Dataset entries:
##############################
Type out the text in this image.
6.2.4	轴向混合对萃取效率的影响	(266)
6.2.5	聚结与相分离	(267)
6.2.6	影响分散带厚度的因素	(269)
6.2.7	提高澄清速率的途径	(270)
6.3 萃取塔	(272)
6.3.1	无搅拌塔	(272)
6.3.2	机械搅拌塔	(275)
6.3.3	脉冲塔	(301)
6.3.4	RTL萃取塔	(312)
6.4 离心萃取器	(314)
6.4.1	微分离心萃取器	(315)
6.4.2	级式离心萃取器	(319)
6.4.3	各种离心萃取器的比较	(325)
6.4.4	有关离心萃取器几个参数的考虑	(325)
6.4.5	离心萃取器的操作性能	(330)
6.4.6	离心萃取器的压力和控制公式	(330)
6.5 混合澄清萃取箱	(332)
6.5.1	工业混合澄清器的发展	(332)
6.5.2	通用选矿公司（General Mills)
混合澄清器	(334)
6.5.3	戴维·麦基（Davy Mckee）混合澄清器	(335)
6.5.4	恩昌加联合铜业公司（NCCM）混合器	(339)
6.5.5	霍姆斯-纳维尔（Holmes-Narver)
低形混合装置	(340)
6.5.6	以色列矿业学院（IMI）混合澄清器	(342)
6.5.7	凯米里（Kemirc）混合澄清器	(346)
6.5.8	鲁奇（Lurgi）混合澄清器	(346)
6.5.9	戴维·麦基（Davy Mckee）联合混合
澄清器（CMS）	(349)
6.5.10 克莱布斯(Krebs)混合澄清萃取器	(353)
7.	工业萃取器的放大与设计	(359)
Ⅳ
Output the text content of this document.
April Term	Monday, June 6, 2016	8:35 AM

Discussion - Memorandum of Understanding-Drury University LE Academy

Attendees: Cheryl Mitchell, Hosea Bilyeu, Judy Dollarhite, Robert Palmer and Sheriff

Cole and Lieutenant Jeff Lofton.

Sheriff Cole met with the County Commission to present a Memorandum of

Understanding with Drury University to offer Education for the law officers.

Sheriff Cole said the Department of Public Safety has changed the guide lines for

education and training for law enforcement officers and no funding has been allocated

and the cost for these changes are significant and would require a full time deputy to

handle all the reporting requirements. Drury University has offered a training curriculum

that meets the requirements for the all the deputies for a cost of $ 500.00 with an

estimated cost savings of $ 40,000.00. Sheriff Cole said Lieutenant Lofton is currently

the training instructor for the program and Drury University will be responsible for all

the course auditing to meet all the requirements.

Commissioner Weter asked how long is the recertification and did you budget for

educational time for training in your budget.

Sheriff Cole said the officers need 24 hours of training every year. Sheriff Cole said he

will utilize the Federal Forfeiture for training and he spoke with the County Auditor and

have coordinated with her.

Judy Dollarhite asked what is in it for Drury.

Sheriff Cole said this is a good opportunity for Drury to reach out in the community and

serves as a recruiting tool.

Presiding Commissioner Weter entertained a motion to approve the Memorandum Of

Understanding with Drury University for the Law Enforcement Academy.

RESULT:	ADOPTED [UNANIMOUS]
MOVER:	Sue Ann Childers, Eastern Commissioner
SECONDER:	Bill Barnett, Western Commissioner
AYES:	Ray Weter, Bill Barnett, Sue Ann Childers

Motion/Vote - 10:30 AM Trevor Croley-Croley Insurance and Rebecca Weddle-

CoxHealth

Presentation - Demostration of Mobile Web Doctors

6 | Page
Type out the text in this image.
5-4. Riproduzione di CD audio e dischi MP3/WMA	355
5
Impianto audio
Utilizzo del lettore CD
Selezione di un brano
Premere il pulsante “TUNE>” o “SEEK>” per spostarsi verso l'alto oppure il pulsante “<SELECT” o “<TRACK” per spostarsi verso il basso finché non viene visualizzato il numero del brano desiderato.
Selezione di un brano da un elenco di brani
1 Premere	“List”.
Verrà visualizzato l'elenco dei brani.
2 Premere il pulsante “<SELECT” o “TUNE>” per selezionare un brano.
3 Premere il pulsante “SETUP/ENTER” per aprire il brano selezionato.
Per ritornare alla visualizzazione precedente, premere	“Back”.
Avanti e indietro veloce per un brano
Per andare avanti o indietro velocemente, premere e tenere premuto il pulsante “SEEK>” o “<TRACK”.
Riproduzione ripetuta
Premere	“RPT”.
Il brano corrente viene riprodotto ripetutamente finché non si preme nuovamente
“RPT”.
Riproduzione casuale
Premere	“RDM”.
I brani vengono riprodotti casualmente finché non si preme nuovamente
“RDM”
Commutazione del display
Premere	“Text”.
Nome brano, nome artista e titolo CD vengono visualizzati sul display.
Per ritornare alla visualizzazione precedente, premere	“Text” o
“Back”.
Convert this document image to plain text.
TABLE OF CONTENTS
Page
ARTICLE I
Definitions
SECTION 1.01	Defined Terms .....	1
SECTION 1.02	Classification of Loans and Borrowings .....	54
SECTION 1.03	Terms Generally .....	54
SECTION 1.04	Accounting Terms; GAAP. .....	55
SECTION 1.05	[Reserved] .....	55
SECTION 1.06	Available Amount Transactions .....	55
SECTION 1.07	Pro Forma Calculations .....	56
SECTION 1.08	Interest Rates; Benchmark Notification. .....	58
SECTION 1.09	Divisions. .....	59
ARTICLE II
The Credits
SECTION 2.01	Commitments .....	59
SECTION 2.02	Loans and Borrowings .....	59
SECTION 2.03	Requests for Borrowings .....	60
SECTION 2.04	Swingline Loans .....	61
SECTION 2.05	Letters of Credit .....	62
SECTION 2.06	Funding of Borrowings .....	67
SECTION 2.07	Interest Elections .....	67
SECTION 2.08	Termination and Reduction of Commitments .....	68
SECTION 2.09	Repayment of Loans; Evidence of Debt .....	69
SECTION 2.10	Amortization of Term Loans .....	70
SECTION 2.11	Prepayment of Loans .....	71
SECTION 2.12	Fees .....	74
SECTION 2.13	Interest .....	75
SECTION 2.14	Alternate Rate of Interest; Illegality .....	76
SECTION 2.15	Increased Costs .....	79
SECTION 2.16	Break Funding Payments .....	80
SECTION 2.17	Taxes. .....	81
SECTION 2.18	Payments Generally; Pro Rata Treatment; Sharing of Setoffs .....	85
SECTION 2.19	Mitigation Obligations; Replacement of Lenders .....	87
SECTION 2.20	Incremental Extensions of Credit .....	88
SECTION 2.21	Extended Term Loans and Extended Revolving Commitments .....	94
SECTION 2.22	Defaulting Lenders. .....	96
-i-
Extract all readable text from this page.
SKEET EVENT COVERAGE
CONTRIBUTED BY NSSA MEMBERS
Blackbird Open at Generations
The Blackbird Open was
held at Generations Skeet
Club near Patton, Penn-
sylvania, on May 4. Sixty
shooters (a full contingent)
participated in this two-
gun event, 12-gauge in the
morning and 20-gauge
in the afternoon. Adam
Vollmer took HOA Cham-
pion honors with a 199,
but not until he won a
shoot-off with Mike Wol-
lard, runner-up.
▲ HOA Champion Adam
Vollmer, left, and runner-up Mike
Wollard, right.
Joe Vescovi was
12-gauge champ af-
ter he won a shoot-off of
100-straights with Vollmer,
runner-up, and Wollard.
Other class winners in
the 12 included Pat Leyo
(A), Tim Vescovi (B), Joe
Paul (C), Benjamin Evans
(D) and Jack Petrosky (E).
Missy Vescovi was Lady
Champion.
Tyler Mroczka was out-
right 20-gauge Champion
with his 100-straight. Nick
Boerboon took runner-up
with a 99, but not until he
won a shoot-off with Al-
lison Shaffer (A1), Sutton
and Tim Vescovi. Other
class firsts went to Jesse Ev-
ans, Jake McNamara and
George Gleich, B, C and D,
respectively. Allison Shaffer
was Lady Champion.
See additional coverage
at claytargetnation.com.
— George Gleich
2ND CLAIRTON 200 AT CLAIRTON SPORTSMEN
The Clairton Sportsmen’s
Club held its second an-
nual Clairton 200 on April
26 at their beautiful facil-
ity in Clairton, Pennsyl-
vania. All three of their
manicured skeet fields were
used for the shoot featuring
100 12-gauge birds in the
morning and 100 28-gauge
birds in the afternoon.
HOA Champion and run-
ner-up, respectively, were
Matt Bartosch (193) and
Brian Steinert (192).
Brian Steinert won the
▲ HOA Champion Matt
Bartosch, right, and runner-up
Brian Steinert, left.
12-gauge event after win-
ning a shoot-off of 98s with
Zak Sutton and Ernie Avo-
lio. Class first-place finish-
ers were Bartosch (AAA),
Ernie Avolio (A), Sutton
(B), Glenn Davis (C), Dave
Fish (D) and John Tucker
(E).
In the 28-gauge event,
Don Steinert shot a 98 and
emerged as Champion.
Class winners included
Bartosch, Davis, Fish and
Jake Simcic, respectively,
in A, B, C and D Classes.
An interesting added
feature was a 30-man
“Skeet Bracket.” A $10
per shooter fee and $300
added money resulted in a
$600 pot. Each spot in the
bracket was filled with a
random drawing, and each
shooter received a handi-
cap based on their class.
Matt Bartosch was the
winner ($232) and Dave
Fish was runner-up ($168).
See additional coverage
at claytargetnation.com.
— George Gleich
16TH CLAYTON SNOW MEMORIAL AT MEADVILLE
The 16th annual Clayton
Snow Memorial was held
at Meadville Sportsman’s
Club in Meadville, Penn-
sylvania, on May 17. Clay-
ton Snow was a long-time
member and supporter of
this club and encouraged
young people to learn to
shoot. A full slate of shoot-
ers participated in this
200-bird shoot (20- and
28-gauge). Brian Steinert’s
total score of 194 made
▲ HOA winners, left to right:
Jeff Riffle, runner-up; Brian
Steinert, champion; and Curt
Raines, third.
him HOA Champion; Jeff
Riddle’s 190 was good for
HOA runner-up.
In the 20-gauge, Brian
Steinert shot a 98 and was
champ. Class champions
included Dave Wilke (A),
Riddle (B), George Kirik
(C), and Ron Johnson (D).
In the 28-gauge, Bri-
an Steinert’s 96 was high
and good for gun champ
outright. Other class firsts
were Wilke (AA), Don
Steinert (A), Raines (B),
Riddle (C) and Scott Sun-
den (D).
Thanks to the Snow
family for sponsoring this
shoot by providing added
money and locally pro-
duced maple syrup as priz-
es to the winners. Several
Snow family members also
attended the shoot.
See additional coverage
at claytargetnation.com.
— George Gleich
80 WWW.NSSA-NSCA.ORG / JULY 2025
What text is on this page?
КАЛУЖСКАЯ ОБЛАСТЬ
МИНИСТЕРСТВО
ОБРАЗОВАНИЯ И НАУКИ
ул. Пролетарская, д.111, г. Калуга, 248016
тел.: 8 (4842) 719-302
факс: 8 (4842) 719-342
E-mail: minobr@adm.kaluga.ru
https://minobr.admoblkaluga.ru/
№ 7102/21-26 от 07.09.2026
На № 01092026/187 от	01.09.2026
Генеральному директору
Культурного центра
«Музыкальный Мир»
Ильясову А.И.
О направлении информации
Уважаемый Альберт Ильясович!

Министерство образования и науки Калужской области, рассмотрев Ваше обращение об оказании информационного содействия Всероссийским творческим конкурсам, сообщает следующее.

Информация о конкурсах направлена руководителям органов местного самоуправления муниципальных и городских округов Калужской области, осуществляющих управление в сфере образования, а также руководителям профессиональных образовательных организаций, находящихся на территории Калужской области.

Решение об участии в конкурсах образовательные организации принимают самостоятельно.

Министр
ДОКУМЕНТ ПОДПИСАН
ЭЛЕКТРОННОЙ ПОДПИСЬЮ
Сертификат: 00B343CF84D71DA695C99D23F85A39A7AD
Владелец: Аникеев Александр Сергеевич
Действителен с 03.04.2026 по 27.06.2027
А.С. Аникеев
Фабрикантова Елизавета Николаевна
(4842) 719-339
##############################
**What you have to do**.
Say how many lines of the material contain the word "Lofton", with no other text.

**Finished exercise**.
2